→ Given task
Reproduce every line of the listing below word for word, leaving out the picture.

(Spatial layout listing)
◇ ◇ ◇ ◇ ◇ ◇ ◇
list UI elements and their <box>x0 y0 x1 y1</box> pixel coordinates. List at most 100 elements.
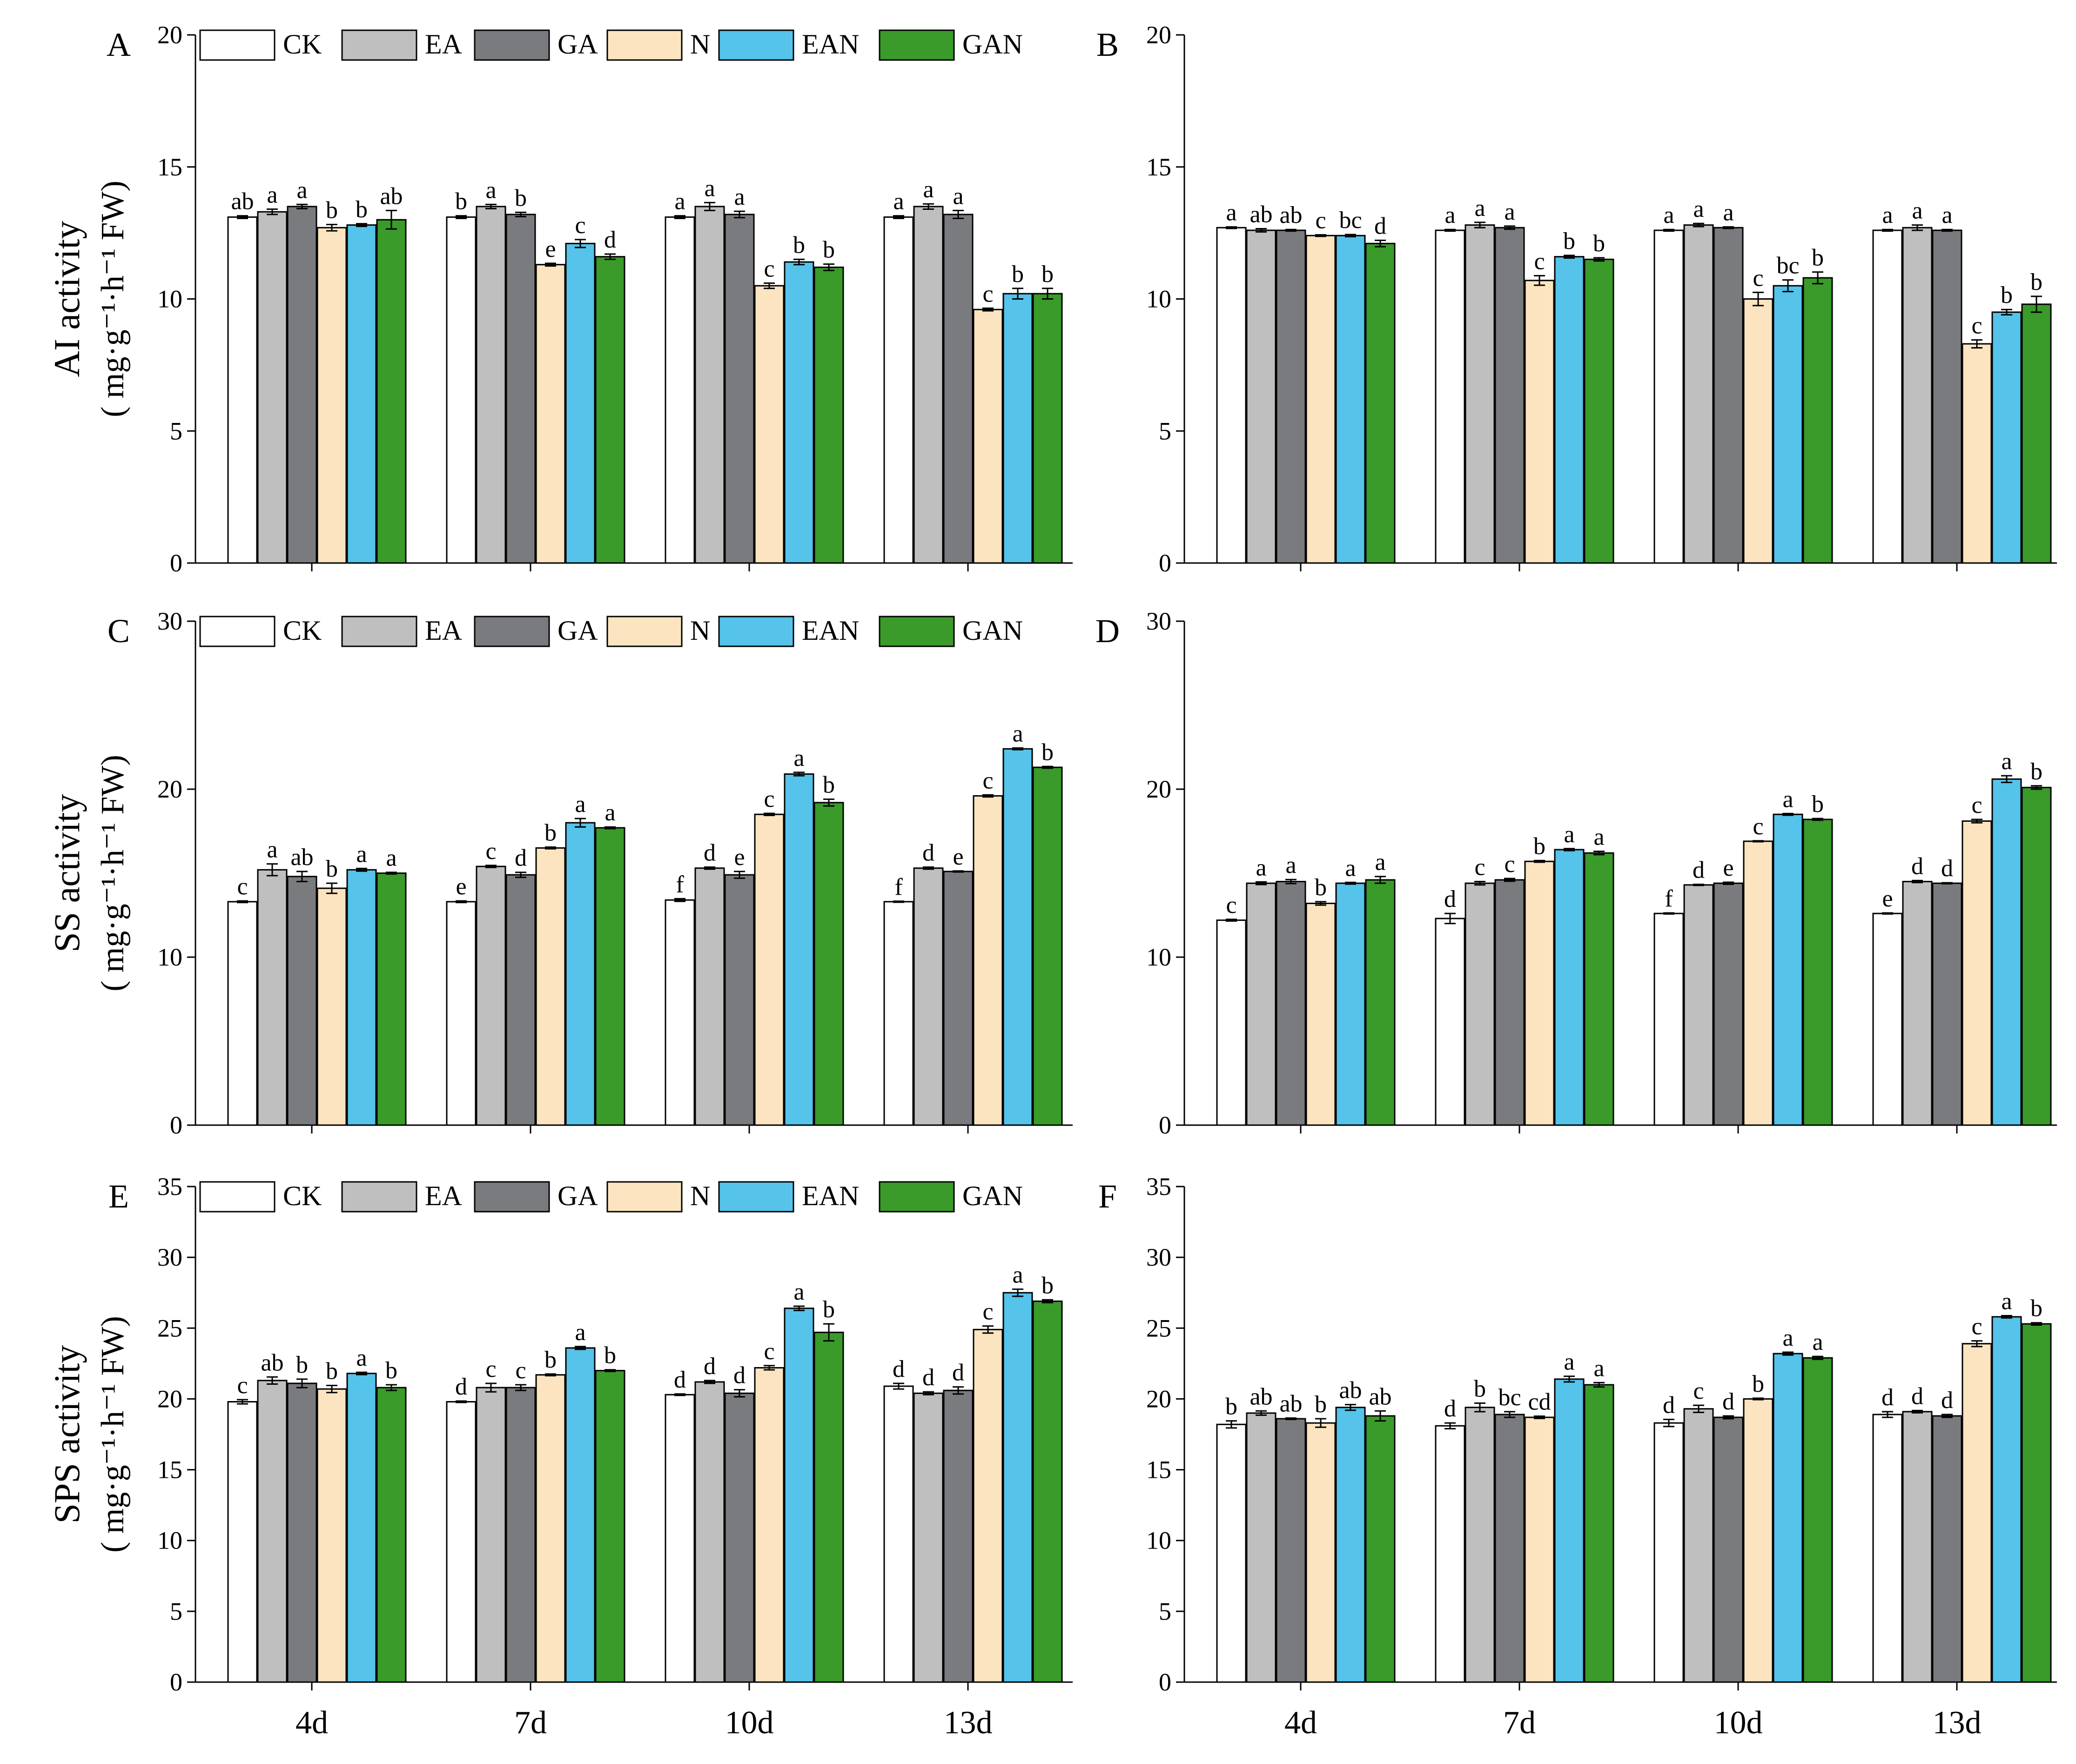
bar-gan <box>595 827 625 1126</box>
bar-ea <box>257 211 288 564</box>
bar-ean <box>1002 748 1033 1126</box>
significance-letter: a <box>1375 849 1385 876</box>
significance-letter: a <box>356 1345 367 1371</box>
legend-label-gan: GAN <box>962 29 1023 60</box>
bar-ga <box>1276 229 1306 564</box>
significance-letter: a <box>1444 202 1455 228</box>
significance-letter: f <box>1665 885 1673 912</box>
bar-ga <box>505 1387 536 1683</box>
significance-letter: a <box>923 176 934 203</box>
significance-letter: b <box>326 1358 338 1385</box>
y-tick-label: 20 <box>157 1385 182 1413</box>
significance-letter: c <box>764 255 774 282</box>
significance-letter: a <box>1723 200 1733 226</box>
legend-swatch-ea <box>341 1181 417 1213</box>
significance-letter: a <box>386 845 396 872</box>
significance-letter: d <box>1722 1388 1734 1415</box>
bar-ga <box>943 1389 974 1683</box>
significance-letter: c <box>1753 813 1763 840</box>
y-tick-label: 20 <box>1146 21 1171 49</box>
bar-ga <box>505 874 536 1126</box>
legend-swatch-gan <box>879 616 955 647</box>
bar-gan <box>1365 1415 1396 1683</box>
legend-label-ean: EAN <box>802 1180 859 1211</box>
y-tick-label: 5 <box>1159 417 1171 445</box>
bar-gan <box>1365 879 1396 1126</box>
bar-ean <box>1554 849 1585 1126</box>
bar-gan <box>376 1387 407 1683</box>
bar-n <box>1524 1416 1555 1683</box>
legend-swatch-ck <box>199 616 275 647</box>
y-tick-label: 10 <box>1146 285 1171 313</box>
significance-letter: a <box>1942 202 1952 228</box>
significance-letter: a <box>1504 199 1515 225</box>
legend-label-ga: GA <box>558 29 598 60</box>
significance-letter: c <box>982 767 993 794</box>
significance-letter: b <box>455 188 467 215</box>
significance-letter: a <box>1882 202 1893 228</box>
significance-letter: c <box>575 212 585 239</box>
significance-letter: b <box>823 1296 835 1323</box>
significance-letter: b <box>1012 261 1024 288</box>
legend-label-n: N <box>690 615 710 646</box>
bar-ga <box>1932 882 1962 1126</box>
significance-letter: cd <box>1528 1389 1551 1415</box>
legend-swatch-ga <box>474 616 550 647</box>
panel-letter: B <box>1096 26 1119 63</box>
y-tick-label: 10 <box>157 285 182 313</box>
bar-n <box>535 847 566 1126</box>
bar-n <box>973 1328 1003 1683</box>
significance-letter: b <box>1041 1272 1054 1299</box>
x-tick-label: 4d <box>296 1705 328 1741</box>
bar-ean <box>1991 1316 2022 1683</box>
bar-ean <box>784 773 814 1126</box>
bar-gan <box>1802 818 1833 1126</box>
significance-letter: b <box>823 772 835 798</box>
bar-ck <box>1872 1414 1903 1683</box>
significance-letter: c <box>237 1372 248 1399</box>
bar-n <box>1305 1422 1336 1683</box>
bar-ga <box>724 1392 755 1683</box>
significance-letter: c <box>237 873 248 900</box>
significance-letter: a <box>1564 821 1574 848</box>
y-tick-label: 0 <box>170 1668 182 1696</box>
bar-ck <box>665 899 695 1126</box>
y-tick-label: 25 <box>1146 1314 1171 1342</box>
significance-letter: a <box>1012 721 1023 747</box>
legend: CK EA GA N EAN GAN <box>199 29 1023 61</box>
legend-label-gan: GAN <box>962 1180 1023 1211</box>
significance-letter: a <box>893 188 904 215</box>
significance-letter: b <box>1533 833 1545 859</box>
bar-n <box>1962 1343 1992 1683</box>
bar-ea <box>913 1392 944 1683</box>
bar-ean <box>346 869 377 1126</box>
bar-ck <box>1435 918 1465 1126</box>
y-tick-label: 5 <box>170 1597 182 1625</box>
significance-letter: d <box>515 845 527 872</box>
significance-letter: a <box>1012 1262 1023 1288</box>
significance-letter: e <box>456 873 466 900</box>
x-tick-label: 13d <box>1933 1705 1982 1741</box>
legend-label-n: N <box>690 29 710 60</box>
significance-letter: ab <box>1250 201 1272 228</box>
bar-ea <box>1902 881 1933 1126</box>
bar-ck <box>1872 229 1903 564</box>
bar-ea <box>1465 882 1495 1126</box>
significance-letter: a <box>1285 852 1296 879</box>
bar-ck <box>1216 1423 1247 1683</box>
bar-gan <box>595 256 625 564</box>
significance-letter: d <box>1444 1395 1456 1422</box>
bar-ean <box>784 261 814 564</box>
y-tick-label: 0 <box>1159 1111 1171 1139</box>
legend-swatch-ck <box>199 1181 275 1213</box>
bar-ean <box>346 1373 377 1683</box>
significance-letter: b <box>1752 1371 1764 1397</box>
significance-letter: a <box>1226 200 1236 226</box>
significance-letter: d <box>704 840 716 866</box>
y-tick-label: 5 <box>1159 1597 1171 1625</box>
significance-letter: c <box>764 786 774 812</box>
◇ ◇ ◇ ◇ ◇ ◇ ◇
→ Final result
list UI elements and their <box>x0 y0 x1 y1</box> pixel coordinates. List at most 100 elements.
bar-gan <box>595 827 625 1126</box>
bar-ea <box>257 211 288 564</box>
bar-ean <box>1002 748 1033 1126</box>
significance-letter: a <box>1375 849 1385 876</box>
significance-letter: a <box>356 1345 367 1371</box>
legend-label-gan: GAN <box>962 29 1023 60</box>
bar-ga <box>1276 229 1306 564</box>
significance-letter: a <box>1444 202 1455 228</box>
significance-letter: f <box>1665 885 1673 912</box>
bar-ga <box>505 1387 536 1683</box>
significance-letter: a <box>923 176 934 203</box>
significance-letter: b <box>326 1358 338 1385</box>
y-tick-label: 20 <box>157 1385 182 1413</box>
significance-letter: c <box>764 255 774 282</box>
significance-letter: a <box>1723 200 1733 226</box>
legend-swatch-ea <box>341 1181 417 1213</box>
significance-letter: a <box>386 845 396 872</box>
significance-letter: d <box>1722 1388 1734 1415</box>
bar-ga <box>943 1389 974 1683</box>
significance-letter: c <box>1753 813 1763 840</box>
y-tick-label: 20 <box>1146 21 1171 49</box>
bar-ga <box>505 874 536 1126</box>
legend-swatch-gan <box>879 616 955 647</box>
bar-gan <box>1365 1415 1396 1683</box>
legend-label-ean: EAN <box>802 1180 859 1211</box>
y-tick-label: 5 <box>1159 417 1171 445</box>
bar-gan <box>1365 879 1396 1126</box>
bar-ean <box>1554 849 1585 1126</box>
bar-gan <box>376 1387 407 1683</box>
bar-n <box>1524 1416 1555 1683</box>
legend-swatch-ck <box>199 616 275 647</box>
y-tick-label: 10 <box>1146 285 1171 313</box>
significance-letter: a <box>1942 202 1952 228</box>
significance-letter: a <box>1504 199 1515 225</box>
legend-label-ga: GA <box>558 29 598 60</box>
significance-letter: c <box>982 767 993 794</box>
significance-letter: b <box>455 188 467 215</box>
significance-letter: a <box>1882 202 1893 228</box>
significance-letter: c <box>575 212 585 239</box>
significance-letter: b <box>823 1296 835 1323</box>
significance-letter: b <box>1012 261 1024 288</box>
legend-label-n: N <box>690 615 710 646</box>
bar-ga <box>1932 882 1962 1126</box>
significance-letter: cd <box>1528 1389 1551 1415</box>
legend-swatch-ga <box>474 616 550 647</box>
panel-letter: B <box>1096 26 1119 63</box>
y-tick-label: 10 <box>157 285 182 313</box>
bar-n <box>535 847 566 1126</box>
bar-n <box>973 1328 1003 1683</box>
significance-letter: b <box>1041 1272 1054 1299</box>
x-tick-label: 4d <box>296 1705 328 1741</box>
bar-ean <box>1991 1316 2022 1683</box>
bar-ean <box>784 773 814 1126</box>
bar-gan <box>1802 818 1833 1126</box>
significance-letter: b <box>823 772 835 798</box>
bar-ck <box>1872 1414 1903 1683</box>
significance-letter: c <box>237 1372 248 1399</box>
bar-n <box>1305 1422 1336 1683</box>
bar-ga <box>724 1392 755 1683</box>
significance-letter: c <box>237 873 248 900</box>
significance-letter: a <box>1564 821 1574 848</box>
y-tick-label: 0 <box>170 1668 182 1696</box>
bar-ck <box>665 899 695 1126</box>
y-tick-label: 25 <box>1146 1314 1171 1342</box>
significance-letter: a <box>1012 721 1023 747</box>
legend: CK EA GA N EAN GAN <box>199 29 1023 61</box>
legend-label-gan: GAN <box>962 1180 1023 1211</box>
significance-letter: a <box>893 188 904 215</box>
significance-letter: b <box>1533 833 1545 859</box>
bar-n <box>1962 1343 1992 1683</box>
bar-ea <box>913 1392 944 1683</box>
bar-ean <box>346 869 377 1126</box>
bar-ck <box>1435 918 1465 1126</box>
y-tick-label: 5 <box>170 1597 182 1625</box>
significance-letter: d <box>515 845 527 872</box>
significance-letter: a <box>1012 1262 1023 1288</box>
significance-letter: e <box>456 873 466 900</box>
x-tick-label: 13d <box>1933 1705 1982 1741</box>
legend-label-n: N <box>690 29 710 60</box>
significance-letter: ab <box>1250 201 1272 228</box>
bar-ea <box>1902 881 1933 1126</box>
bar-ck <box>1872 229 1903 564</box>
bar-ea <box>1465 882 1495 1126</box>
significance-letter: a <box>1285 852 1296 879</box>
bar-ck <box>1216 1423 1247 1683</box>
bar-gan <box>595 256 625 564</box>
significance-letter: d <box>1444 1395 1456 1422</box>
bar-ean <box>784 261 814 564</box>
y-tick-label: 0 <box>1159 1111 1171 1139</box>
legend-swatch-ck <box>199 1181 275 1213</box>
bar-ean <box>346 1373 377 1683</box>
significance-letter: b <box>1752 1371 1764 1397</box>
significance-letter: a <box>1226 200 1236 226</box>
significance-letter: d <box>704 840 716 866</box>
y-tick-label: 5 <box>1159 1597 1171 1625</box>
significance-letter: c <box>764 786 774 812</box>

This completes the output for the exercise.